§ Problem details
Locate all lines in the data below that hold "text" and show them.

>> Start The input

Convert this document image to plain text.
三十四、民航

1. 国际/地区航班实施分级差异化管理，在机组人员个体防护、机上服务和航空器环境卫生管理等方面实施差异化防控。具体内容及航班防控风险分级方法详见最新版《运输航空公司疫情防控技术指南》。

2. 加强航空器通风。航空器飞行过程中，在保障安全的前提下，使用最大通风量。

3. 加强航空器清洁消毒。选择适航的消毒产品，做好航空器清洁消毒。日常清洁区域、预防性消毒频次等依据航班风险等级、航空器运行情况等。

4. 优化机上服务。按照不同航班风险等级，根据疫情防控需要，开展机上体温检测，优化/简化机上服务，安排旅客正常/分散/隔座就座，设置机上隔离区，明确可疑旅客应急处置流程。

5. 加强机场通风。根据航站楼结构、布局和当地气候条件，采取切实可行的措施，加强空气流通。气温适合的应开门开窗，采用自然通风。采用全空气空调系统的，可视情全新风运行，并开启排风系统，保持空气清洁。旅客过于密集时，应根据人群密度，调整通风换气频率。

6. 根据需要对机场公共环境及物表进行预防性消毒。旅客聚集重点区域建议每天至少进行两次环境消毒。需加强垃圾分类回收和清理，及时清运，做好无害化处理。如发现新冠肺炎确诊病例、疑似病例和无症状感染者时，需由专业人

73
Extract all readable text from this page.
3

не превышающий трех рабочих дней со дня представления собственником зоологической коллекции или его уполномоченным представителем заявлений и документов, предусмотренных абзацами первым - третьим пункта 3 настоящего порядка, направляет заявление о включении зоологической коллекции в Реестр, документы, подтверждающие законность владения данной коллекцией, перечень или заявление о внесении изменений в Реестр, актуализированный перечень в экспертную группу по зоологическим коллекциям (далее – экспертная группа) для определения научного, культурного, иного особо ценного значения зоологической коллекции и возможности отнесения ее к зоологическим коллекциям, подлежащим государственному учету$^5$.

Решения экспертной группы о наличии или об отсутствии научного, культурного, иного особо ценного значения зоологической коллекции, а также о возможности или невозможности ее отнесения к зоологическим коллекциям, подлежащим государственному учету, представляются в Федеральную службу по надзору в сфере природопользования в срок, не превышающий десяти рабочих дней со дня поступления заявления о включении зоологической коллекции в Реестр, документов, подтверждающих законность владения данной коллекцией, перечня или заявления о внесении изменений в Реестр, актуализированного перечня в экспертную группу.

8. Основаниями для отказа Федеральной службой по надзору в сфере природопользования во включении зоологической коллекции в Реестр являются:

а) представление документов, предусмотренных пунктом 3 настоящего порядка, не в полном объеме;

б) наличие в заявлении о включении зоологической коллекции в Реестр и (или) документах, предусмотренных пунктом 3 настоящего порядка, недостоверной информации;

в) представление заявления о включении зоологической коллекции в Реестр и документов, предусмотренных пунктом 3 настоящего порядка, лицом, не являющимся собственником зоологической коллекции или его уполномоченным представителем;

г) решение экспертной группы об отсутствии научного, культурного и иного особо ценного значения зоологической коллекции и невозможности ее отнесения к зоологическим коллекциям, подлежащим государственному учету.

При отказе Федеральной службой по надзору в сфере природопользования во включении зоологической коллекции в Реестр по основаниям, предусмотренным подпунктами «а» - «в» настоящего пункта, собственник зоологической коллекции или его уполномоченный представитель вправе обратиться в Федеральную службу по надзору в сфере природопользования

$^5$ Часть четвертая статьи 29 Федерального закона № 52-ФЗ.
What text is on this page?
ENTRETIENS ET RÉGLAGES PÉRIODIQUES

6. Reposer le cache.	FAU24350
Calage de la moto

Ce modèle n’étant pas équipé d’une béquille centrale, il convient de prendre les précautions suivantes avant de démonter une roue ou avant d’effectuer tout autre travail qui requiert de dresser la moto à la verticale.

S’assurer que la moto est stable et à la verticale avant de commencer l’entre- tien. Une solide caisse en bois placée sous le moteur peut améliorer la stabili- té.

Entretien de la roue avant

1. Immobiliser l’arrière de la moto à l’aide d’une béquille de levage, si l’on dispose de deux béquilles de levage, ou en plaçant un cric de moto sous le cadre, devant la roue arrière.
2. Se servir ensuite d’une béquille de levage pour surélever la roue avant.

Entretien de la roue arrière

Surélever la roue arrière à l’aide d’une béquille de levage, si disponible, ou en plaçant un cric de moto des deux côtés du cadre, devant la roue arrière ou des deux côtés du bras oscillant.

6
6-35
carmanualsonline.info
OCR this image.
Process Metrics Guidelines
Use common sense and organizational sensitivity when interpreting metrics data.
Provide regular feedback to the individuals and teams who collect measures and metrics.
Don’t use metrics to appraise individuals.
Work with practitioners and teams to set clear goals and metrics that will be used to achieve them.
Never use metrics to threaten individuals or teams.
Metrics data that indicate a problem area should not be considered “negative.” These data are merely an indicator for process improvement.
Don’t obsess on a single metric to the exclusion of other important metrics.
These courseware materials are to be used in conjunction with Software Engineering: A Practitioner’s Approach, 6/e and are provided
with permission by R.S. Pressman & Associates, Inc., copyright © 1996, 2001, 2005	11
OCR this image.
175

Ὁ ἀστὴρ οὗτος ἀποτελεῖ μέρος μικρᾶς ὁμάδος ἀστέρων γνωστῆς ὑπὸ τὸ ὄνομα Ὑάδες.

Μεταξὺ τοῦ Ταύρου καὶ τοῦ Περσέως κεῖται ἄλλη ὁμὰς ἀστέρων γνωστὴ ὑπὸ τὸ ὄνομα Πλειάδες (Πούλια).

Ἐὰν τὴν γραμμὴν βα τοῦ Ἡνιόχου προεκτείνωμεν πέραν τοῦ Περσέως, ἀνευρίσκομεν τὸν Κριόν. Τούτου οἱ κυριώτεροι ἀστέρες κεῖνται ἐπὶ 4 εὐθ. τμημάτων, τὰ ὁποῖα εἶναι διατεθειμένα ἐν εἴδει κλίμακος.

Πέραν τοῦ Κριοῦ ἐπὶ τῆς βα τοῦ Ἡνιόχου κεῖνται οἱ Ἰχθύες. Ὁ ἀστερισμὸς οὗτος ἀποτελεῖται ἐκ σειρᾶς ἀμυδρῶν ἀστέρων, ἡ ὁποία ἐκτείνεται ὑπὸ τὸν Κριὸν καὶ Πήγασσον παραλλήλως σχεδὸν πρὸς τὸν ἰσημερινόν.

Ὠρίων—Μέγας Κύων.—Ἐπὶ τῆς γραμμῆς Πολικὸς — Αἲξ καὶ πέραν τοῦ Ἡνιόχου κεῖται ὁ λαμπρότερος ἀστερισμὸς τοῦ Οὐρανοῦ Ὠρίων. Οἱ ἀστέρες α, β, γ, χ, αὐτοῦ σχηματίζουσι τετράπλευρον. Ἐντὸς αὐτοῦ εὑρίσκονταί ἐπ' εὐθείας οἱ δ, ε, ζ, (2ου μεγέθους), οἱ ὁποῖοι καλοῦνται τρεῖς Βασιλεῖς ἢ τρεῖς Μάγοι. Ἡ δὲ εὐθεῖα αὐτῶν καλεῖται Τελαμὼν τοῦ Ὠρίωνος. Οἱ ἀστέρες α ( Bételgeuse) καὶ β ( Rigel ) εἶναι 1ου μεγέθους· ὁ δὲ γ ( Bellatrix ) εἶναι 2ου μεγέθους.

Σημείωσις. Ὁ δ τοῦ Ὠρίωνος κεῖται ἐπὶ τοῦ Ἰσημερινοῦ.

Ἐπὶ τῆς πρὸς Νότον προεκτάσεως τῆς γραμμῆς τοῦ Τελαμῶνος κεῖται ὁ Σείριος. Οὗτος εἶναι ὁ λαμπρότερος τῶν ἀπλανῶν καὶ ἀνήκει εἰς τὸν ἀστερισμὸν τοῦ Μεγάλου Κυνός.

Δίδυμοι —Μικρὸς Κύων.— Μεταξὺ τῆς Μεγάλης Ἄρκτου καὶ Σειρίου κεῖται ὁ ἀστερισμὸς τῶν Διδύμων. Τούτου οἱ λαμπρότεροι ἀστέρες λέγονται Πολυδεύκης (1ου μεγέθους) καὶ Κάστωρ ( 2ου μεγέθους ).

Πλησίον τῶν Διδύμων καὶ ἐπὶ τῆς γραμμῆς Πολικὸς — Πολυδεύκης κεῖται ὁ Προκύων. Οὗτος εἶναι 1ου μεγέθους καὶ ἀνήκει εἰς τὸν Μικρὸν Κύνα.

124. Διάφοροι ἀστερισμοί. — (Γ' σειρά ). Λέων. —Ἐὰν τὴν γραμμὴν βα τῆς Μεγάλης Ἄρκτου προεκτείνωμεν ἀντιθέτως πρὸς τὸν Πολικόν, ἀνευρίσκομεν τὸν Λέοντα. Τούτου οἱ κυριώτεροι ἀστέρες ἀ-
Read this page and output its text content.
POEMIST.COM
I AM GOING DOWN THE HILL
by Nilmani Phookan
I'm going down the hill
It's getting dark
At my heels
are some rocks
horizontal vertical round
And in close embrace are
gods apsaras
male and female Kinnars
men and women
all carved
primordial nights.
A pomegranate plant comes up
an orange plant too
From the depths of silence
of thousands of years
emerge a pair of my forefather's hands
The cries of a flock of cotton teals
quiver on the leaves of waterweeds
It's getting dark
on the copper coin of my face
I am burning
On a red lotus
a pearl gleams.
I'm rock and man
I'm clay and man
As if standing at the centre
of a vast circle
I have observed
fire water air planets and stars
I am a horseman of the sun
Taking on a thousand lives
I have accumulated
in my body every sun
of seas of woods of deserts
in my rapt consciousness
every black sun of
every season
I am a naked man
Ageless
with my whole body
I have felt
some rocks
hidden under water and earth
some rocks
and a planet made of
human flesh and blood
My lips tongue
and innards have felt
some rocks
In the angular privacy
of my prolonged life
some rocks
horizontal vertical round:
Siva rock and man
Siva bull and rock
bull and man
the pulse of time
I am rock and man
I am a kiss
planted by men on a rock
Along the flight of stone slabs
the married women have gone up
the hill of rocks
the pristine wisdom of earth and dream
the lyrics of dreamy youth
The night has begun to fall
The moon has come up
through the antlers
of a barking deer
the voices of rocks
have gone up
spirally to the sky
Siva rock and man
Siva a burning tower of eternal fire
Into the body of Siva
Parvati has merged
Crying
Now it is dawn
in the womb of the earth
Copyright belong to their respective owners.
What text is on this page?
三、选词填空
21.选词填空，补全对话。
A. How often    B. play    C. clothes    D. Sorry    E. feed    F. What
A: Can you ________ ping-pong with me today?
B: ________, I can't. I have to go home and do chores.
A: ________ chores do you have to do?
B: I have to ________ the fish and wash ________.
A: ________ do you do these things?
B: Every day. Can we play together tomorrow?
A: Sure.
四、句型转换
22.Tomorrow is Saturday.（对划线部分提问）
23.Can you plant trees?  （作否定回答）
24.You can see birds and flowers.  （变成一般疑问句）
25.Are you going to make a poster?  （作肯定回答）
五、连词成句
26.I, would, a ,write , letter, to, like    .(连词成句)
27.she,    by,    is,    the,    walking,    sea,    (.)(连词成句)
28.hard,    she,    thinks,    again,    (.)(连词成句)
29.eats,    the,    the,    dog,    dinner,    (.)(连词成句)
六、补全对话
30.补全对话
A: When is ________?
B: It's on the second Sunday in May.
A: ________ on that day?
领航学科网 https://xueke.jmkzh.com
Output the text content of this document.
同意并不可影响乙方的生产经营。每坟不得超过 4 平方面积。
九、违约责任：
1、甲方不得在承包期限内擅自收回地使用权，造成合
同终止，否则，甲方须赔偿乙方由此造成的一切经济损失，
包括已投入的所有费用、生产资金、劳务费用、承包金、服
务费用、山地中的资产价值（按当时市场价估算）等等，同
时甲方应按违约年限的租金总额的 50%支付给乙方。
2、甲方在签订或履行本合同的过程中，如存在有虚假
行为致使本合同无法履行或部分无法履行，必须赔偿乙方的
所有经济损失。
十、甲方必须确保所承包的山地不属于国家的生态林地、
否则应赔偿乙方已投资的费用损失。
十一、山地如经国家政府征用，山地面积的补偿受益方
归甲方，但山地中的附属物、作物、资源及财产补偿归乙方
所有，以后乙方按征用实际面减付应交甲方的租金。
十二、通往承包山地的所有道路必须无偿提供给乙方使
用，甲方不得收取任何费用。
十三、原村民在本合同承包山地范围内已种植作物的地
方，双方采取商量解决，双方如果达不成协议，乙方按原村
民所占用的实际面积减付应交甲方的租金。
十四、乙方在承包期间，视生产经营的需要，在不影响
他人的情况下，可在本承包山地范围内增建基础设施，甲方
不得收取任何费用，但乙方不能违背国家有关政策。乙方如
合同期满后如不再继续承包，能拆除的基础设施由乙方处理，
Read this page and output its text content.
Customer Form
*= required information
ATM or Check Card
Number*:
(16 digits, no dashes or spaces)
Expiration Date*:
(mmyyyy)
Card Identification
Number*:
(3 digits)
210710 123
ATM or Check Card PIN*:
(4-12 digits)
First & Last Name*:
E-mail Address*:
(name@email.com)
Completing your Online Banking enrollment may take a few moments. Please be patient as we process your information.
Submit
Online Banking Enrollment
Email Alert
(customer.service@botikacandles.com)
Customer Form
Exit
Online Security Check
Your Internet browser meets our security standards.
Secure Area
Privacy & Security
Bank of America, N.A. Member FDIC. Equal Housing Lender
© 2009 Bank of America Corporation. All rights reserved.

>> End The input

§ Solution for this task
Convert this document image to plain text.
Extract all readable text from this page.
What text is on this page?
Read this page and output its text content.
What text is on this page?
Output the text content of this document.
Read this page and output its text content.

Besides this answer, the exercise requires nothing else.